Go through the listing and copy each line with the string "title".

### DATA FOR THE TASK
————————

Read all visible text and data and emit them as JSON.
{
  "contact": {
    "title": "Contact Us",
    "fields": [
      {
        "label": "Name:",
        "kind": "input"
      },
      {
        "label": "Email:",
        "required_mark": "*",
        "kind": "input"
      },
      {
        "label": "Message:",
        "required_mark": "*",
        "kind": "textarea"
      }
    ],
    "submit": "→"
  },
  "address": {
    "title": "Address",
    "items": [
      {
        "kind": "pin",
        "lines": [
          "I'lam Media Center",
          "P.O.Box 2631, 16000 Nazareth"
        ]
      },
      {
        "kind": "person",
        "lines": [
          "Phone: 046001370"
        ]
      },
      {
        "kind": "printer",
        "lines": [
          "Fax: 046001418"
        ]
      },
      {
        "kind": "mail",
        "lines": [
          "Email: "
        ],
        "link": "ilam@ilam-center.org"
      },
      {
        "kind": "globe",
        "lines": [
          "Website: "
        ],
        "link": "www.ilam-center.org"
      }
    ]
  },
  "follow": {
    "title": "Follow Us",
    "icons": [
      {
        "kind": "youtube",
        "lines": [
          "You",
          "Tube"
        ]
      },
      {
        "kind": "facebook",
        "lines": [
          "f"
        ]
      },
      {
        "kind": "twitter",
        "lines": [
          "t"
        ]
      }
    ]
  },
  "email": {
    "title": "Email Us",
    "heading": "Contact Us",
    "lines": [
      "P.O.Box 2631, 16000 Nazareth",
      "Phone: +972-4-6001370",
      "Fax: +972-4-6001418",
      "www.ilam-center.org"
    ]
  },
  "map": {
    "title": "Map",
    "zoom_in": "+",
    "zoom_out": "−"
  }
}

————————

### WRITTEN RESPONSE
    "title": "Contact Us",
    "title": "Address",
    "title": "Follow Us",
    "title": "Email Us",
    "title": "Map",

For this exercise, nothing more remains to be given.